Start of DATASET ROWS
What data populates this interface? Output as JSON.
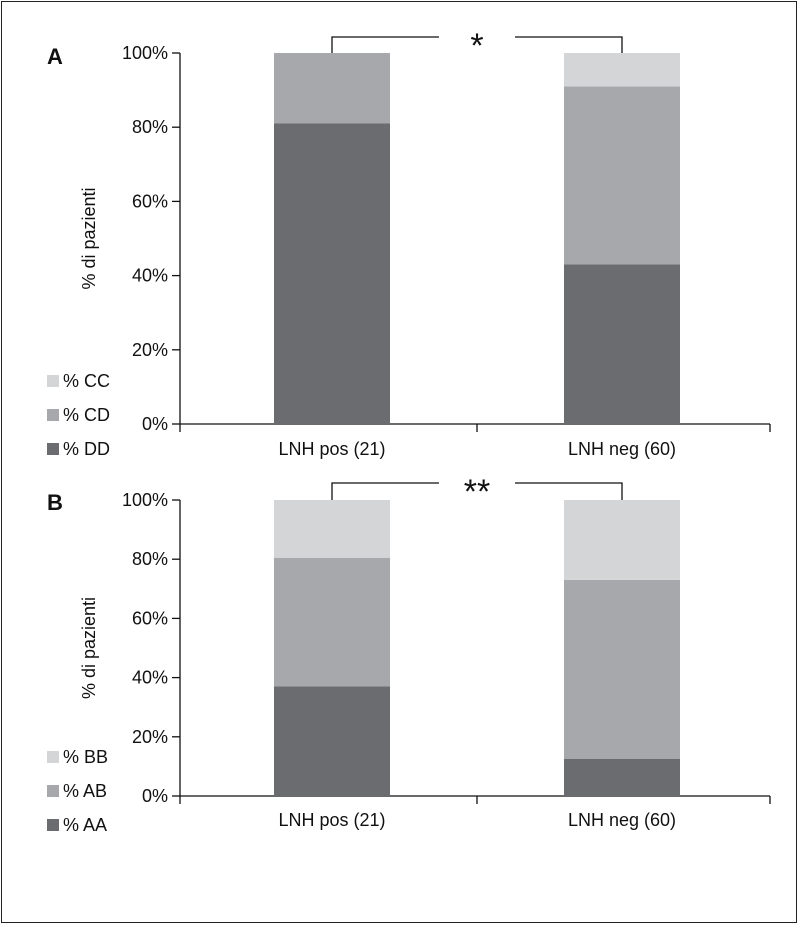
{
  "chart_data": [
    {
      "type": "bar",
      "stacked": true,
      "panel": "A",
      "ylabel": "% di pazienti",
      "ylim": [
        0,
        100
      ],
      "yticks": [
        "0%",
        "20%",
        "40%",
        "60%",
        "80%",
        "100%"
      ],
      "categories": [
        "LNH pos (21)",
        "LNH neg (60)"
      ],
      "series": [
        {
          "name": "% DD",
          "values": [
            81,
            43
          ],
          "color": "#6b6c70"
        },
        {
          "name": "% CD",
          "values": [
            19,
            48
          ],
          "color": "#a7a8ab"
        },
        {
          "name": "% CC",
          "values": [
            0,
            9
          ],
          "color": "#d4d5d7"
        }
      ],
      "legend_order": [
        "% CC",
        "% CD",
        "% DD"
      ],
      "significance": "*"
    },
    {
      "type": "bar",
      "stacked": true,
      "panel": "B",
      "ylabel": "% di pazienti",
      "ylim": [
        0,
        100
      ],
      "yticks": [
        "0%",
        "20%",
        "40%",
        "60%",
        "80%",
        "100%"
      ],
      "categories": [
        "LNH pos (21)",
        "LNH neg (60)"
      ],
      "series": [
        {
          "name": "% AA",
          "values": [
            37,
            12.5
          ],
          "color": "#6b6c70"
        },
        {
          "name": "% AB",
          "values": [
            43.5,
            60.5
          ],
          "color": "#a7a8ab"
        },
        {
          "name": "% BB",
          "values": [
            19.5,
            27
          ],
          "color": "#d4d5d7"
        }
      ],
      "legend_order": [
        "% BB",
        "% AB",
        "% AA"
      ],
      "significance": "**"
    }
  ]
}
End of DATASET ROWS
Transcribe the records word for word and include no pictures.

COMPLETED TASK>
What data populates this interface? Output as JSON.
{
  "chart_data": [
    {
      "type": "bar",
      "stacked": true,
      "panel": "A",
      "ylabel": "% di pazienti",
      "ylim": [
        0,
        100
      ],
      "yticks": [
        "0%",
        "20%",
        "40%",
        "60%",
        "80%",
        "100%"
      ],
      "categories": [
        "LNH pos (21)",
        "LNH neg (60)"
      ],
      "series": [
        {
          "name": "% DD",
          "values": [
            81,
            43
          ],
          "color": "#6b6c70"
        },
        {
          "name": "% CD",
          "values": [
            19,
            48
          ],
          "color": "#a7a8ab"
        },
        {
          "name": "% CC",
          "values": [
            0,
            9
          ],
          "color": "#d4d5d7"
        }
      ],
      "legend_order": [
        "% CC",
        "% CD",
        "% DD"
      ],
      "significance": "*"
    },
    {
      "type": "bar",
      "stacked": true,
      "panel": "B",
      "ylabel": "% di pazienti",
      "ylim": [
        0,
        100
      ],
      "yticks": [
        "0%",
        "20%",
        "40%",
        "60%",
        "80%",
        "100%"
      ],
      "categories": [
        "LNH pos (21)",
        "LNH neg (60)"
      ],
      "series": [
        {
          "name": "% AA",
          "values": [
            37,
            12.5
          ],
          "color": "#6b6c70"
        },
        {
          "name": "% AB",
          "values": [
            43.5,
            60.5
          ],
          "color": "#a7a8ab"
        },
        {
          "name": "% BB",
          "values": [
            19.5,
            27
          ],
          "color": "#d4d5d7"
        }
      ],
      "legend_order": [
        "% BB",
        "% AB",
        "% AA"
      ],
      "significance": "**"
    }
  ]
}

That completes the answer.